=== DIRECTIONS ===
Reproduce all lines of the listing below in which the word "soalan" occurs.

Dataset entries
──────────
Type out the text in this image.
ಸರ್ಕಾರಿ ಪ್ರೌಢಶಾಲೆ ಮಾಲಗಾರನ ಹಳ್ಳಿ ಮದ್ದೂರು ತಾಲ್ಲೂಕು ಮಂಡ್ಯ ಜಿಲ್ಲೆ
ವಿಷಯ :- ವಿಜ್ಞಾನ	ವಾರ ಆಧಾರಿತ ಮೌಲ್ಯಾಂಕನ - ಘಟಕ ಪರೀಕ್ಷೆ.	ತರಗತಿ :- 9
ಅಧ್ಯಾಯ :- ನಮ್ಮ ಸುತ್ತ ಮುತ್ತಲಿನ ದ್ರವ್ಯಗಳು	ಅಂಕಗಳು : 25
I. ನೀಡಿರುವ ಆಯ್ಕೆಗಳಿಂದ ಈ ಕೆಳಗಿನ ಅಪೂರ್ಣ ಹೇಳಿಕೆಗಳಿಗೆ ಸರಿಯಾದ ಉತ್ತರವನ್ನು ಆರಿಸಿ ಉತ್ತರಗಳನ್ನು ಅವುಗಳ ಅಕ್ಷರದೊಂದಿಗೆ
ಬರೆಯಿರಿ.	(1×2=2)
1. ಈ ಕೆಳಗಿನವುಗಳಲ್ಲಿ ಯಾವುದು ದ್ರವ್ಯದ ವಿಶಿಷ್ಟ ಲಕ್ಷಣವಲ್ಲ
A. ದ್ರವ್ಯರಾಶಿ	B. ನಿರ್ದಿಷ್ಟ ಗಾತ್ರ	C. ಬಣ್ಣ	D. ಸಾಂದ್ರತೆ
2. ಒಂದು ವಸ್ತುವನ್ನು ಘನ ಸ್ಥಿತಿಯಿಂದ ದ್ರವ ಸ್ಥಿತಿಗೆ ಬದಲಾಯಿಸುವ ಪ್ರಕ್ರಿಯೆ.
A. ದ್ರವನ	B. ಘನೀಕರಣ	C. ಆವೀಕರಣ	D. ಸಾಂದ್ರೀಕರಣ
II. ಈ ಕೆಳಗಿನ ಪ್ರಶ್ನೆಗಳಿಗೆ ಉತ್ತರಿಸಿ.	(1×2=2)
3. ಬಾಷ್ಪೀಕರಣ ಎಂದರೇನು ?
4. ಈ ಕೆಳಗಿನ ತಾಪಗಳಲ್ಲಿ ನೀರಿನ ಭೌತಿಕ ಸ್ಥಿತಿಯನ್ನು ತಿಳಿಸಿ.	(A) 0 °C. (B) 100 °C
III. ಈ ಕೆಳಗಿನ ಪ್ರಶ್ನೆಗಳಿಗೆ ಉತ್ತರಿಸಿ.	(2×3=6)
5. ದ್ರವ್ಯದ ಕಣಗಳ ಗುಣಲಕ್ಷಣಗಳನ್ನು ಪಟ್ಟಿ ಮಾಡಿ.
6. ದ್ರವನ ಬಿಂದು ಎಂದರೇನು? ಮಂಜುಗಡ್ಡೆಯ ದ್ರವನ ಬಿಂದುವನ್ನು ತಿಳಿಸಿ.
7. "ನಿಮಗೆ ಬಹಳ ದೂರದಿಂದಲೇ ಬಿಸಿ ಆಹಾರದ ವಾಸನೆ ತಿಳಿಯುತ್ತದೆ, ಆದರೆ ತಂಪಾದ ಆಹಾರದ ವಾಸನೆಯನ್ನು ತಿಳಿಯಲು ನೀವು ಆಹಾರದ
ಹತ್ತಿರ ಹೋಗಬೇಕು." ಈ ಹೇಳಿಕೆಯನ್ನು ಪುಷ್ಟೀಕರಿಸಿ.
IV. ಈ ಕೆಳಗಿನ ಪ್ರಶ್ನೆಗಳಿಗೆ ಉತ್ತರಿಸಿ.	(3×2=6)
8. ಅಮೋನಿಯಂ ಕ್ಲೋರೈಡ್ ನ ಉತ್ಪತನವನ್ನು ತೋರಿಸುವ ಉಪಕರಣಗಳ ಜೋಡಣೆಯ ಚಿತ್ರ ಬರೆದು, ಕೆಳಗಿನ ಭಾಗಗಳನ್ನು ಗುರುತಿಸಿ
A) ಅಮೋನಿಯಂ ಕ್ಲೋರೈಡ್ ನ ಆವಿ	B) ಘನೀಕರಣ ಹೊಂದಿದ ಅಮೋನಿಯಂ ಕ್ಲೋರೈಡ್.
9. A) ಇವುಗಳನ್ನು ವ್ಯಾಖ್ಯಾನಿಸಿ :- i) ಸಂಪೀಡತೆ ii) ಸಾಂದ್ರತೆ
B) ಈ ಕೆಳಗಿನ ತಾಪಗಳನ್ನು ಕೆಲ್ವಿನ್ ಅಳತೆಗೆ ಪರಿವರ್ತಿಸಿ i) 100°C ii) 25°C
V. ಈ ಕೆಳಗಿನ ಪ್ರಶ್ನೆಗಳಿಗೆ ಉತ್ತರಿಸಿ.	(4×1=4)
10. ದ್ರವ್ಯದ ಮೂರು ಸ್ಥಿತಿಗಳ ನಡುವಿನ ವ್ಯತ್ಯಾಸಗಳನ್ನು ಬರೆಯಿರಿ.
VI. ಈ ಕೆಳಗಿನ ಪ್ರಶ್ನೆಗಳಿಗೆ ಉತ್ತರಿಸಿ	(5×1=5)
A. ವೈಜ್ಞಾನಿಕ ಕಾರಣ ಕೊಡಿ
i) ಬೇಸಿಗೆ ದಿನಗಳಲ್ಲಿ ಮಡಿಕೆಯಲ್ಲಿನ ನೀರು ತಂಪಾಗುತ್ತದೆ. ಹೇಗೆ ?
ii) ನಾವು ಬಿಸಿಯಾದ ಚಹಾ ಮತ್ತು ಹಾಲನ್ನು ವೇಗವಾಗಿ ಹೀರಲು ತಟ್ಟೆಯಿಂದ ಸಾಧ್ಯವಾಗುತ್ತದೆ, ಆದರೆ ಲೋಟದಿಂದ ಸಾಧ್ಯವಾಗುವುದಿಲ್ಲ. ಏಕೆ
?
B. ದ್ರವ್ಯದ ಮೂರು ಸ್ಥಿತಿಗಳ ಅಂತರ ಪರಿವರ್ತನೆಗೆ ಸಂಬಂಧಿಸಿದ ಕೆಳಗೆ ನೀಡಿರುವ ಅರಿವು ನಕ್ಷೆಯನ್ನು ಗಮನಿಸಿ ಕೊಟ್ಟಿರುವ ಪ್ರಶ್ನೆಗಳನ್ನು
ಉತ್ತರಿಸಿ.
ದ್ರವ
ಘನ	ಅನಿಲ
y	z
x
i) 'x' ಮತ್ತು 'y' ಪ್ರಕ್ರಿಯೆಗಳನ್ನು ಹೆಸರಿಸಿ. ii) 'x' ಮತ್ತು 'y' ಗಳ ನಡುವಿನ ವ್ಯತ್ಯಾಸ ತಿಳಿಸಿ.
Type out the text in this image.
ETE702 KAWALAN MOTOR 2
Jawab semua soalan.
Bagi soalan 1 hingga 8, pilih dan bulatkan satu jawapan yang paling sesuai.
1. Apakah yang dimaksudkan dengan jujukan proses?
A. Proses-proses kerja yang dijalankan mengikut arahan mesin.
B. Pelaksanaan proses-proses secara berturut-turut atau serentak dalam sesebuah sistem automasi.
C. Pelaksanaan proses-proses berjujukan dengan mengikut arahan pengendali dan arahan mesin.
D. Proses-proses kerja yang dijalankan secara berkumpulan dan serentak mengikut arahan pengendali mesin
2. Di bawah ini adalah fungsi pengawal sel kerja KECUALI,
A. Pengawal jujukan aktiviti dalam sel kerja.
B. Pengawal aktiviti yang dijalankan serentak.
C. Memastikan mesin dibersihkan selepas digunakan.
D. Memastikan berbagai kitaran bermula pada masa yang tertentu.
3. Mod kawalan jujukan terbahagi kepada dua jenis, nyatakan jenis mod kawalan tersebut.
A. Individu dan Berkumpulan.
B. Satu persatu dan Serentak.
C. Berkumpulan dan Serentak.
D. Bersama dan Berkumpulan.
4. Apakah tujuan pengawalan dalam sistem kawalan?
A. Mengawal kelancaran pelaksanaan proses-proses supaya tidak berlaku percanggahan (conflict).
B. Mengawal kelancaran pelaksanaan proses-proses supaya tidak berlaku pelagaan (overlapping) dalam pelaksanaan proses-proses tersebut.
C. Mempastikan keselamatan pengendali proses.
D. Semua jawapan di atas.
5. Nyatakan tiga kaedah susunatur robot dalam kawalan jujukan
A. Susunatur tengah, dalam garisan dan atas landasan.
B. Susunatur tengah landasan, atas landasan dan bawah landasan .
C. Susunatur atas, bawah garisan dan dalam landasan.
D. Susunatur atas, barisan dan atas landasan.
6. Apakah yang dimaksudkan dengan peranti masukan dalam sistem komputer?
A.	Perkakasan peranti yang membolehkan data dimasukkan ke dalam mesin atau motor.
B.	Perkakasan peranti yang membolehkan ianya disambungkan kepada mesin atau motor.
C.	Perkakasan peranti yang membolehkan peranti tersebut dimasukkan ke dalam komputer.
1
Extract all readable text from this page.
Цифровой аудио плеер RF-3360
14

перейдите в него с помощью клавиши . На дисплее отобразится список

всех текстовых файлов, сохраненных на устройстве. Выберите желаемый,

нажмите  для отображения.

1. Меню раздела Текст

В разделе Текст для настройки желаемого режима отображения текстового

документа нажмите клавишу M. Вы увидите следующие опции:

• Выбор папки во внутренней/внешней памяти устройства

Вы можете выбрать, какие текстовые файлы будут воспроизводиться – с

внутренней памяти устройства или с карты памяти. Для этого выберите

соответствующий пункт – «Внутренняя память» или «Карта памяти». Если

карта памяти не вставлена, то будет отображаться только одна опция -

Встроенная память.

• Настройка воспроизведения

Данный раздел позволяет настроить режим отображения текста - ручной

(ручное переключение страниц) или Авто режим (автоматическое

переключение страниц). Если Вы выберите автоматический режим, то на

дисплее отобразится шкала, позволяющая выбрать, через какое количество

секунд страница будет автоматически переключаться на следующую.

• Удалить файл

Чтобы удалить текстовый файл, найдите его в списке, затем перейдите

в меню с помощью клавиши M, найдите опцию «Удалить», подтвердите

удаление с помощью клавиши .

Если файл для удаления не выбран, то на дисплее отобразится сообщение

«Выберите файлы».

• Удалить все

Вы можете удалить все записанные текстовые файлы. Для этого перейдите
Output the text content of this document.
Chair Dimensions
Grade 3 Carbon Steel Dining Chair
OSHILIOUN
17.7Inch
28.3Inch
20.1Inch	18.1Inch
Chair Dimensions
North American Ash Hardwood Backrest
──────────
=== TASK OUTPUT ===
Jawab semua soalan.
Bagi soalan 1 hingga 8, pilih dan bulatkan satu jawapan yang paling sesuai.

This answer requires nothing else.